INSTRUCTIONS TO FOLLOW> Lay out each line of the material below as a Markdown table with two columns, Row and Line. Number the rows and omit blank lines.

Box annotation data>
%%

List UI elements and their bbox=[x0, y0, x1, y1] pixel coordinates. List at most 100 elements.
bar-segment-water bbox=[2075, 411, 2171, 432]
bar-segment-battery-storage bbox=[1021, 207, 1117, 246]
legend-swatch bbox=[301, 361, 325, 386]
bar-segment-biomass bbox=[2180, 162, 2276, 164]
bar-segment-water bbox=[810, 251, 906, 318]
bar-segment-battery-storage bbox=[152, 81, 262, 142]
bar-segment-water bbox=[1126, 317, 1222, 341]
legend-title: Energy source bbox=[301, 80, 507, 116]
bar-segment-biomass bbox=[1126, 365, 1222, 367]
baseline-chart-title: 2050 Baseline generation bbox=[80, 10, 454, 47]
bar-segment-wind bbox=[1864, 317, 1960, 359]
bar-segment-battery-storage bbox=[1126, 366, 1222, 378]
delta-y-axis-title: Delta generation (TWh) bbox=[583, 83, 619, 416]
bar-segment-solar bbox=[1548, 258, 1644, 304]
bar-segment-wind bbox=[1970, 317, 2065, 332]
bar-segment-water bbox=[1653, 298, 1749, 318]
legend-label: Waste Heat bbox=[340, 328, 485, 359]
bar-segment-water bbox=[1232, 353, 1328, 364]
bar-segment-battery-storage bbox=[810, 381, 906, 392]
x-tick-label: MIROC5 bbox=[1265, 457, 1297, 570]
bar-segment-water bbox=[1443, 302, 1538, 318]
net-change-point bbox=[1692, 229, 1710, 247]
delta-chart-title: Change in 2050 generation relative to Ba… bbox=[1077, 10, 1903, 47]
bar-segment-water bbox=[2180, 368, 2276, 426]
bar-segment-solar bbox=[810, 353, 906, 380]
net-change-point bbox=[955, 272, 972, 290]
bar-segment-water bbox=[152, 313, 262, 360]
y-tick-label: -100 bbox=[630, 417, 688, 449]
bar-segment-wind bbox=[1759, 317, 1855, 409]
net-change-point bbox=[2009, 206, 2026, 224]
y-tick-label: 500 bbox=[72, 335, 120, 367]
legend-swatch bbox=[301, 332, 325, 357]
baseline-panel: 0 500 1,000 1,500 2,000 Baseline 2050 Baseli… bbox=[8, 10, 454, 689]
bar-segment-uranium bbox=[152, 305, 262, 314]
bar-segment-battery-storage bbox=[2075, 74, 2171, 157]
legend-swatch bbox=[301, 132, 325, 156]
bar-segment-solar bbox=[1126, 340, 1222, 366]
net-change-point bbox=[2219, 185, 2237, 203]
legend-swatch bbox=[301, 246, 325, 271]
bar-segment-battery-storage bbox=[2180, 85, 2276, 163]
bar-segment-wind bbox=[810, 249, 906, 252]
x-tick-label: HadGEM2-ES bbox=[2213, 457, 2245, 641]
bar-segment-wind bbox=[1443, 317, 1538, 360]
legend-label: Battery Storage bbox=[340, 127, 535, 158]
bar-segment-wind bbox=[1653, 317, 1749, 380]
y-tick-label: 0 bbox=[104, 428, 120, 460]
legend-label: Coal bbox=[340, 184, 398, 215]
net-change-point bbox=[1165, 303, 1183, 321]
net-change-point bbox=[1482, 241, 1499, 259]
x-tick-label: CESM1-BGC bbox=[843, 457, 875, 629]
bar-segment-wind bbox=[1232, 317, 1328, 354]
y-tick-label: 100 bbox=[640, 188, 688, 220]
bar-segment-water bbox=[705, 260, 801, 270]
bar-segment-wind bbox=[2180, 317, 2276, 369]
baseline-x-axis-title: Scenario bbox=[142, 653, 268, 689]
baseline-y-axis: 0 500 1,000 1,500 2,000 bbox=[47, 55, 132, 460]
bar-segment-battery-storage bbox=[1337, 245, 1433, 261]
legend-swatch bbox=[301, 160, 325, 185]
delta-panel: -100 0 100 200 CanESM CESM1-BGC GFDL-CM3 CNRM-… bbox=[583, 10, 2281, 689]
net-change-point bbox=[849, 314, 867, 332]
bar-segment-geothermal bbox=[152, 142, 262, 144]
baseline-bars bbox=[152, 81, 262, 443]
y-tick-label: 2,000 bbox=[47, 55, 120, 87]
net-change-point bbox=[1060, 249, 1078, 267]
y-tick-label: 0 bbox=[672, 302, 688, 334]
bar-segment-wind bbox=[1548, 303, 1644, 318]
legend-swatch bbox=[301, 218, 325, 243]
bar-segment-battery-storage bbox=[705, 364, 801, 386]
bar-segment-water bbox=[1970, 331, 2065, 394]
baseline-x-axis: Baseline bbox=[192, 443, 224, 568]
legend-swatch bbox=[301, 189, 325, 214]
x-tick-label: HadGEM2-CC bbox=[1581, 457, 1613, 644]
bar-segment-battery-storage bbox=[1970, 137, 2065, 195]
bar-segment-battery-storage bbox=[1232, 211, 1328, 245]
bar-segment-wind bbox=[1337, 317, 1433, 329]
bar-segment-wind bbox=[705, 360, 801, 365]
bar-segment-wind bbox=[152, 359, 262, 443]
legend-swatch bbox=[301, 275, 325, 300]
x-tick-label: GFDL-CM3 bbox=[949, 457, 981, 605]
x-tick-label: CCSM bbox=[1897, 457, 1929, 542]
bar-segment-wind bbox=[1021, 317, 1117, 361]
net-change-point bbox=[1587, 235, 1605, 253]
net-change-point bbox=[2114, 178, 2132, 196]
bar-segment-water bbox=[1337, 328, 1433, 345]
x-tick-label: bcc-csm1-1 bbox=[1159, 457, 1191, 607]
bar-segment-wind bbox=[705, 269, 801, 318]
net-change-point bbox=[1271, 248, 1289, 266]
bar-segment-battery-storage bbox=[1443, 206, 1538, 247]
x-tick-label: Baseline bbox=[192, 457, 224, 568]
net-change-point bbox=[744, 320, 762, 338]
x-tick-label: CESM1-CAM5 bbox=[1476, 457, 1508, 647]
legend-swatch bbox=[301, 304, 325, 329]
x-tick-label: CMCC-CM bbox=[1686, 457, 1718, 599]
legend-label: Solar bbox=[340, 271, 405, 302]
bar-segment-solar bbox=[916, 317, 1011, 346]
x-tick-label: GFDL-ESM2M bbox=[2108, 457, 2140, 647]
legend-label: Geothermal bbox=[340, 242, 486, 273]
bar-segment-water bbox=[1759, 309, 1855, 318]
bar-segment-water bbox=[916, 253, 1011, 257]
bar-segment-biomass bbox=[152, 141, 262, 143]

%%

THE RESPONSE>
| Row | Line |
|---|---|
| 1 | List UI elements and their bbox=[x0, y0, x1, y1] pixel coordinates. List at most 100 elements. |
| 2 | bar-segment-water bbox=[2075, 411, 2171, 432] |
| 3 | bar-segment-battery-storage bbox=[1021, 207, 1117, 246] |
| 4 | legend-swatch bbox=[301, 361, 325, 386] |
| 5 | bar-segment-biomass bbox=[2180, 162, 2276, 164] |
| 6 | bar-segment-water bbox=[810, 251, 906, 318] |
| 7 | bar-segment-battery-storage bbox=[152, 81, 262, 142] |
| 8 | bar-segment-water bbox=[1126, 317, 1222, 341] |
| 9 | legend-title: Energy source bbox=[301, 80, 507, 116] |
| 10 | bar-segment-biomass bbox=[1126, 365, 1222, 367] |
| 11 | baseline-chart-title: 2050 Baseline generation bbox=[80, 10, 454, 47] |
| 12 | bar-segment-wind bbox=[1864, 317, 1960, 359] |
| 13 | bar-segment-battery-storage bbox=[1126, 366, 1222, 378] |
| 14 | delta-y-axis-title: Delta generation (TWh) bbox=[583, 83, 619, 416] |
| 15 | bar-segment-solar bbox=[1548, 258, 1644, 304] |
| 16 | bar-segment-wind bbox=[1970, 317, 2065, 332] |
| 17 | bar-segment-water bbox=[1653, 298, 1749, 318] |
| 18 | legend-label: Waste Heat bbox=[340, 328, 485, 359] |
| 19 | bar-segment-water bbox=[1232, 353, 1328, 364] |
| 20 | bar-segment-battery-storage bbox=[810, 381, 906, 392] |
| 21 | x-tick-label: MIROC5 bbox=[1265, 457, 1297, 570] |
| 22 | bar-segment-water bbox=[1443, 302, 1538, 318] |
| 23 | net-change-point bbox=[1692, 229, 1710, 247] |
| 24 | delta-chart-title: Change in 2050 generation relative to Ba… bbox=[1077, 10, 1903, 47] |
| 25 | bar-segment-water bbox=[2180, 368, 2276, 426] |
| 26 | bar-segment-solar bbox=[810, 353, 906, 380] |
| 27 | net-change-point bbox=[955, 272, 972, 290] |
| 28 | bar-segment-water bbox=[152, 313, 262, 360] |
| 29 | y-tick-label: -100 bbox=[630, 417, 688, 449] |
| 30 | bar-segment-wind bbox=[1759, 317, 1855, 409] |
| 31 | net-change-point bbox=[2009, 206, 2026, 224] |
| 32 | y-tick-label: 500 bbox=[72, 335, 120, 367] |
| 33 | legend-swatch bbox=[301, 332, 325, 357] |
| 34 | baseline-panel: 0 500 1,000 1,500 2,000 Baseline 2050 Baseli… bbox=[8, 10, 454, 689] |
| 35 | bar-segment-uranium bbox=[152, 305, 262, 314] |
| 36 | bar-segment-battery-storage bbox=[2075, 74, 2171, 157] |
| 37 | legend-swatch bbox=[301, 132, 325, 156] |
| 38 | bar-segment-solar bbox=[1126, 340, 1222, 366] |
| 39 | net-change-point bbox=[2219, 185, 2237, 203] |
| 40 | legend-swatch bbox=[301, 246, 325, 271] |
| 41 | bar-segment-battery-storage bbox=[2180, 85, 2276, 163] |
| 42 | bar-segment-wind bbox=[810, 249, 906, 252] |
| 43 | x-tick-label: HadGEM2-ES bbox=[2213, 457, 2245, 641] |
| 44 | bar-segment-wind bbox=[1443, 317, 1538, 360] |
| 45 | legend-label: Battery Storage bbox=[340, 127, 535, 158] |
| 46 | bar-segment-wind bbox=[1653, 317, 1749, 380] |
| 47 | y-tick-label: 0 bbox=[104, 428, 120, 460] |
| 48 | legend-label: Coal bbox=[340, 184, 398, 215] |
| 49 | net-change-point bbox=[1165, 303, 1183, 321] |
| 50 | net-change-point bbox=[1482, 241, 1499, 259] |
| 51 | x-tick-label: CESM1-BGC bbox=[843, 457, 875, 629] |
| 52 | bar-segment-wind bbox=[1232, 317, 1328, 354] |
| 53 | y-tick-label: 100 bbox=[640, 188, 688, 220] |
| 54 | bar-segment-water bbox=[705, 260, 801, 270] |
| 55 | bar-segment-wind bbox=[2180, 317, 2276, 369] |
| 56 | baseline-x-axis-title: Scenario bbox=[142, 653, 268, 689] |
| 57 | baseline-y-axis: 0 500 1,000 1,500 2,000 bbox=[47, 55, 132, 460] |
| 58 | bar-segment-battery-storage bbox=[1337, 245, 1433, 261] |
| 59 | legend-swatch bbox=[301, 160, 325, 185] |
| 60 | delta-panel: -100 0 100 200 CanESM CESM1-BGC GFDL-CM3 CNRM-… bbox=[583, 10, 2281, 689] |
| 61 | net-change-point bbox=[849, 314, 867, 332] |
| 62 | bar-segment-geothermal bbox=[152, 142, 262, 144] |
| 63 | baseline-bars bbox=[152, 81, 262, 443] |
| 64 | y-tick-label: 2,000 bbox=[47, 55, 120, 87] |
| 65 | net-change-point bbox=[1060, 249, 1078, 267] |
| 66 | y-tick-label: 0 bbox=[672, 302, 688, 334] |
| 67 | bar-segment-wind bbox=[1548, 303, 1644, 318] |
| 68 | legend-swatch bbox=[301, 218, 325, 243] |
| 69 | bar-segment-battery-storage bbox=[705, 364, 801, 386] |
| 70 | bar-segment-water bbox=[1970, 331, 2065, 394] |
| 71 | baseline-x-axis: Baseline bbox=[192, 443, 224, 568] |
| 72 | legend-swatch bbox=[301, 189, 325, 214] |
| 73 | x-tick-label: HadGEM2-CC bbox=[1581, 457, 1613, 644] |
| 74 | bar-segment-battery-storage bbox=[1970, 137, 2065, 195] |
| 75 | bar-segment-battery-storage bbox=[1232, 211, 1328, 245] |
| 76 | bar-segment-wind bbox=[1337, 317, 1433, 329] |
| 77 | bar-segment-wind bbox=[705, 360, 801, 365] |
| 78 | bar-segment-wind bbox=[152, 359, 262, 443] |
| 79 | legend-swatch bbox=[301, 275, 325, 300] |
| 80 | x-tick-label: GFDL-CM3 bbox=[949, 457, 981, 605] |
| 81 | x-tick-label: CCSM bbox=[1897, 457, 1929, 542] |
| 82 | bar-segment-wind bbox=[1021, 317, 1117, 361] |
| 83 | net-change-point bbox=[1587, 235, 1605, 253] |
| 84 | net-change-point bbox=[2114, 178, 2132, 196] |
| 85 | bar-segment-water bbox=[1337, 328, 1433, 345] |
| 86 | x-tick-label: bcc-csm1-1 bbox=[1159, 457, 1191, 607] |
| 87 | bar-segment-wind bbox=[705, 269, 801, 318] |
| 88 | net-change-point bbox=[1271, 248, 1289, 266] |
| 89 | bar-segment-battery-storage bbox=[1443, 206, 1538, 247] |
| 90 | x-tick-label: Baseline bbox=[192, 457, 224, 568] |
| 91 | net-change-point bbox=[744, 320, 762, 338] |
| 92 | x-tick-label: CESM1-CAM5 bbox=[1476, 457, 1508, 647] |
| 93 | legend-swatch bbox=[301, 304, 325, 329] |
| 94 | x-tick-label: CMCC-CM bbox=[1686, 457, 1718, 599] |
| 95 | legend-label: Solar bbox=[340, 271, 405, 302] |
| 96 | bar-segment-solar bbox=[916, 317, 1011, 346] |
| 97 | x-tick-label: GFDL-ESM2M bbox=[2108, 457, 2140, 647] |
| 98 | legend-label: Geothermal bbox=[340, 242, 486, 273] |
| 99 | bar-segment-water bbox=[1759, 309, 1855, 318] |
| 100 | bar-segment-water bbox=[916, 253, 1011, 257] |
| 101 | bar-segment-biomass bbox=[152, 141, 262, 143] |